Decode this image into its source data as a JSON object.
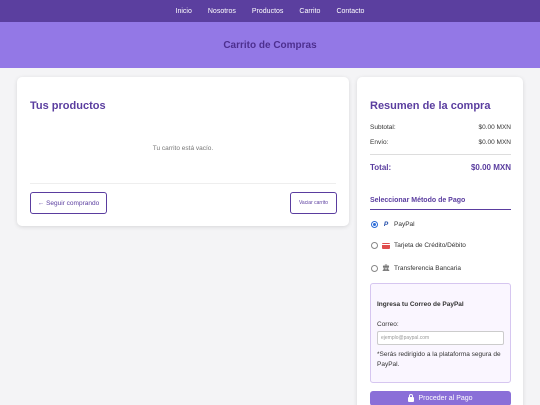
{
  "nav": {
    "items": [
      "Inicio",
      "Nosotros",
      "Productos",
      "Carrito",
      "Contacto"
    ]
  },
  "hero": {
    "title": "Carrito de Compras"
  },
  "cart": {
    "title": "Tus productos",
    "empty_message": "Tu carrito está vacío.",
    "continue_label": "← Seguir comprando",
    "clear_label": "Vaciar carrito"
  },
  "summary": {
    "title": "Resumen de la compra",
    "subtotal_label": "Subtotal:",
    "subtotal_value": "$0.00 MXN",
    "shipping_label": "Envío:",
    "shipping_value": "$0.00 MXN",
    "total_label": "Total:",
    "total_value": "$0.00 MXN"
  },
  "payment": {
    "title": "Seleccionar Método de Pago",
    "options": [
      {
        "label": "PayPal",
        "icon": "paypal-icon",
        "selected": true
      },
      {
        "label": "Tarjeta de Crédito/Débito",
        "icon": "credit-card-icon",
        "selected": false
      },
      {
        "label": "Transferencia Bancaria",
        "icon": "bank-icon",
        "selected": false
      }
    ],
    "paypal_box": {
      "title": "Ingresa tu Correo de PayPal",
      "email_label": "Correo:",
      "email_placeholder": "ejemplo@paypal.com",
      "email_value": "",
      "note": "*Serás redirigido a la plataforma segura de PayPal."
    },
    "proceed_label": "Proceder al Pago"
  },
  "colors": {
    "nav_bg": "#5b3f9f",
    "hero_bg": "#9378e6",
    "accent": "#5a3d9f",
    "pay_button": "#8a6fd8"
  }
}
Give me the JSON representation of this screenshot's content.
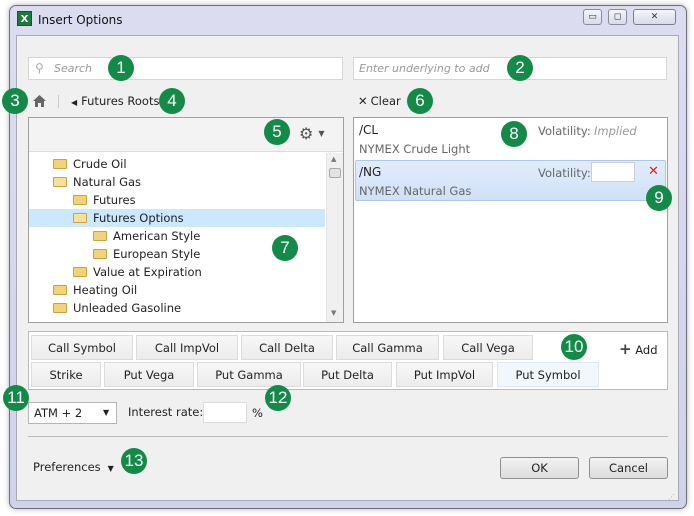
{
  "window": {
    "title": "Insert Options",
    "app_icon": "X",
    "controls": {
      "minimize": "▭",
      "restore": "◻",
      "close": "✕"
    }
  },
  "search": {
    "placeholder": "Search",
    "icon": "search-icon"
  },
  "underlying": {
    "placeholder": "Enter underlying to add"
  },
  "breadcrumb": {
    "home_icon": "home-icon",
    "back_label": "Futures Roots"
  },
  "clear_label": "Clear",
  "tree": {
    "items": [
      {
        "label": "Crude Oil",
        "level": 0,
        "open": false,
        "selected": false
      },
      {
        "label": "Natural Gas",
        "level": 0,
        "open": true,
        "selected": false
      },
      {
        "label": "Futures",
        "level": 1,
        "open": false,
        "selected": false
      },
      {
        "label": "Futures Options",
        "level": 1,
        "open": true,
        "selected": true
      },
      {
        "label": "American Style",
        "level": 2,
        "open": false,
        "selected": false
      },
      {
        "label": "European Style",
        "level": 2,
        "open": false,
        "selected": false
      },
      {
        "label": "Value at Expiration",
        "level": 1,
        "open": false,
        "selected": false
      },
      {
        "label": "Heating Oil",
        "level": 0,
        "open": false,
        "selected": false
      },
      {
        "label": "Unleaded Gasoline",
        "level": 0,
        "open": false,
        "selected": false
      }
    ]
  },
  "underlyings": [
    {
      "symbol": "/CL",
      "name": "NYMEX Crude Light",
      "vol_label": "Volatility:",
      "vol_value": "Implied"
    },
    {
      "symbol": "/NG",
      "name": "NYMEX Natural Gas",
      "vol_label": "Volatility:",
      "vol_value": ""
    }
  ],
  "columns": {
    "row1": [
      "Call Symbol",
      "Call ImpVol",
      "Call Delta",
      "Call Gamma",
      "Call Vega"
    ],
    "row2": [
      "Strike",
      "Put Vega",
      "Put Gamma",
      "Put Delta",
      "Put ImpVol",
      "Put Symbol"
    ],
    "add_label": "Add"
  },
  "strikes": {
    "selected": "ATM + 2"
  },
  "interest": {
    "label": "Interest rate:",
    "value": "",
    "unit": "%"
  },
  "preferences_label": "Preferences",
  "ok_label": "OK",
  "cancel_label": "Cancel",
  "badges": [
    "1",
    "2",
    "3",
    "4",
    "5",
    "6",
    "7",
    "8",
    "9",
    "10",
    "11",
    "12",
    "13"
  ],
  "colors": {
    "badge": "#138a48",
    "selection": "#cce8ff",
    "remove": "#e02020"
  }
}
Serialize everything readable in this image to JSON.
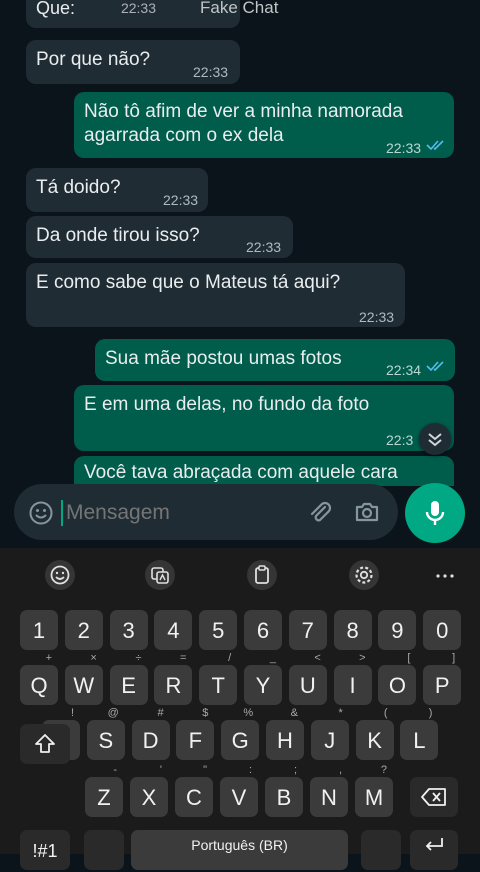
{
  "chat": {
    "title": "Fake Chat",
    "cutoff_text": "Que:",
    "cutoff_time": "22:33",
    "messages": [
      {
        "text": "Por que não?",
        "time": "22:33"
      },
      {
        "line1": "Não tô afim de ver a minha namorada",
        "line2": "agarrada com o ex dela",
        "time": "22:33"
      },
      {
        "text": "Tá doido?",
        "time": "22:33"
      },
      {
        "text": "Da onde tirou isso?",
        "time": "22:33"
      },
      {
        "text": "E como sabe que o Mateus tá aqui?",
        "time": "22:33"
      },
      {
        "text": "Sua mãe postou umas fotos",
        "time": "22:34"
      },
      {
        "text": "E em uma delas, no fundo da foto",
        "time": "22:3"
      },
      {
        "text": "Você tava abraçada com aquele cara"
      }
    ]
  },
  "composer": {
    "placeholder": "Mensagem"
  },
  "keyboard": {
    "numbers": [
      "1",
      "2",
      "3",
      "4",
      "5",
      "6",
      "7",
      "8",
      "9",
      "0"
    ],
    "row1": [
      "Q",
      "W",
      "E",
      "R",
      "T",
      "Y",
      "U",
      "I",
      "O",
      "P"
    ],
    "row1_sup": [
      "+",
      "×",
      "÷",
      "=",
      "/",
      "_",
      "<",
      ">",
      "[",
      "]"
    ],
    "row2": [
      "A",
      "S",
      "D",
      "F",
      "G",
      "H",
      "J",
      "K",
      "L"
    ],
    "row2_sup": [
      "!",
      "@",
      "#",
      "$",
      "%",
      "&",
      "*",
      "(",
      ")"
    ],
    "row3": [
      "Z",
      "X",
      "C",
      "V",
      "B",
      "N",
      "M"
    ],
    "row3_sup": [
      "-",
      "'",
      "\"",
      ":",
      ";",
      ",",
      "?"
    ],
    "symbols_key": "!#1",
    "space_label": "Português (BR)"
  },
  "colors": {
    "outgoing": "#005c4b",
    "incoming": "#202c33",
    "accent": "#00a884",
    "read_ticks": "#53bdeb"
  }
}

▶ [BRIEF]:
Omitting all images, print the listing exactly.

▶ [SOLUTION TO THE EXERCISE]:
Decode this image into its source data as a JSON object.
{
  "nav": {
    "items": [
      "Inicio",
      "Nosotros",
      "Productos",
      "Carrito",
      "Contacto"
    ]
  },
  "hero": {
    "title": "Carrito de Compras"
  },
  "cart": {
    "title": "Tus productos",
    "empty_message": "Tu carrito está vacío.",
    "continue_label": "← Seguir comprando",
    "clear_label": "Vaciar carrito"
  },
  "summary": {
    "title": "Resumen de la compra",
    "subtotal_label": "Subtotal:",
    "subtotal_value": "$0.00 MXN",
    "shipping_label": "Envío:",
    "shipping_value": "$0.00 MXN",
    "total_label": "Total:",
    "total_value": "$0.00 MXN"
  },
  "payment": {
    "title": "Seleccionar Método de Pago",
    "options": [
      {
        "label": "PayPal",
        "icon": "paypal-icon",
        "selected": true
      },
      {
        "label": "Tarjeta de Crédito/Débito",
        "icon": "credit-card-icon",
        "selected": false
      },
      {
        "label": "Transferencia Bancaria",
        "icon": "bank-icon",
        "selected": false
      }
    ],
    "paypal_box": {
      "title": "Ingresa tu Correo de PayPal",
      "email_label": "Correo:",
      "email_placeholder": "ejemplo@paypal.com",
      "email_value": "",
      "note": "*Serás redirigido a la plataforma segura de PayPal."
    },
    "proceed_label": "Proceder al Pago"
  },
  "colors": {
    "nav_bg": "#5b3f9f",
    "hero_bg": "#9378e6",
    "accent": "#5a3d9f",
    "pay_button": "#8a6fd8"
  }
}
Give me the JSON representation of this screenshot's content.
{
  "window": {
    "title": "Insert Options",
    "app_icon": "X",
    "controls": {
      "minimize": "▭",
      "restore": "◻",
      "close": "✕"
    }
  },
  "search": {
    "placeholder": "Search",
    "icon": "search-icon"
  },
  "underlying": {
    "placeholder": "Enter underlying to add"
  },
  "breadcrumb": {
    "home_icon": "home-icon",
    "back_label": "Futures Roots"
  },
  "clear_label": "Clear",
  "tree": {
    "items": [
      {
        "label": "Crude Oil",
        "level": 0,
        "open": false,
        "selected": false
      },
      {
        "label": "Natural Gas",
        "level": 0,
        "open": true,
        "selected": false
      },
      {
        "label": "Futures",
        "level": 1,
        "open": false,
        "selected": false
      },
      {
        "label": "Futures Options",
        "level": 1,
        "open": true,
        "selected": true
      },
      {
        "label": "American Style",
        "level": 2,
        "open": false,
        "selected": false
      },
      {
        "label": "European Style",
        "level": 2,
        "open": false,
        "selected": false
      },
      {
        "label": "Value at Expiration",
        "level": 1,
        "open": false,
        "selected": false
      },
      {
        "label": "Heating Oil",
        "level": 0,
        "open": false,
        "selected": false
      },
      {
        "label": "Unleaded Gasoline",
        "level": 0,
        "open": false,
        "selected": false
      }
    ]
  },
  "underlyings": [
    {
      "symbol": "/CL",
      "name": "NYMEX Crude Light",
      "vol_label": "Volatility:",
      "vol_value": "Implied"
    },
    {
      "symbol": "/NG",
      "name": "NYMEX Natural Gas",
      "vol_label": "Volatility:",
      "vol_value": ""
    }
  ],
  "columns": {
    "row1": [
      "Call Symbol",
      "Call ImpVol",
      "Call Delta",
      "Call Gamma",
      "Call Vega"
    ],
    "row2": [
      "Strike",
      "Put Vega",
      "Put Gamma",
      "Put Delta",
      "Put ImpVol",
      "Put Symbol"
    ],
    "add_label": "Add"
  },
  "strikes": {
    "selected": "ATM + 2"
  },
  "interest": {
    "label": "Interest rate:",
    "value": "",
    "unit": "%"
  },
  "preferences_label": "Preferences",
  "ok_label": "OK",
  "cancel_label": "Cancel",
  "badges": [
    "1",
    "2",
    "3",
    "4",
    "5",
    "6",
    "7",
    "8",
    "9",
    "10",
    "11",
    "12",
    "13"
  ],
  "colors": {
    "badge": "#138a48",
    "selection": "#cce8ff",
    "remove": "#e02020"
  }
}
Serialize everything readable in this image to JSON.
{
  "chat": {
    "title": "Fake Chat",
    "cutoff_text": "Que:",
    "cutoff_time": "22:33",
    "messages": [
      {
        "text": "Por que não?",
        "time": "22:33"
      },
      {
        "line1": "Não tô afim de ver a minha namorada",
        "line2": "agarrada com o ex dela",
        "time": "22:33"
      },
      {
        "text": "Tá doido?",
        "time": "22:33"
      },
      {
        "text": "Da onde tirou isso?",
        "time": "22:33"
      },
      {
        "text": "E como sabe que o Mateus tá aqui?",
        "time": "22:33"
      },
      {
        "text": "Sua mãe postou umas fotos",
        "time": "22:34"
      },
      {
        "text": "E em uma delas, no fundo da foto",
        "time": "22:3"
      },
      {
        "text": "Você tava abraçada com aquele cara"
      }
    ]
  },
  "composer": {
    "placeholder": "Mensagem"
  },
  "keyboard": {
    "numbers": [
      "1",
      "2",
      "3",
      "4",
      "5",
      "6",
      "7",
      "8",
      "9",
      "0"
    ],
    "row1": [
      "Q",
      "W",
      "E",
      "R",
      "T",
      "Y",
      "U",
      "I",
      "O",
      "P"
    ],
    "row1_sup": [
      "+",
      "×",
      "÷",
      "=",
      "/",
      "_",
      "<",
      ">",
      "[",
      "]"
    ],
    "row2": [
      "A",
      "S",
      "D",
      "F",
      "G",
      "H",
      "J",
      "K",
      "L"
    ],
    "row2_sup": [
      "!",
      "@",
      "#",
      "$",
      "%",
      "&",
      "*",
      "(",
      ")"
    ],
    "row3": [
      "Z",
      "X",
      "C",
      "V",
      "B",
      "N",
      "M"
    ],
    "row3_sup": [
      "-",
      "'",
      "\"",
      ":",
      ";",
      ",",
      "?"
    ],
    "symbols_key": "!#1",
    "space_label": "Português (BR)"
  },
  "colors": {
    "outgoing": "#005c4b",
    "incoming": "#202c33",
    "accent": "#00a884",
    "read_ticks": "#53bdeb"
  }
}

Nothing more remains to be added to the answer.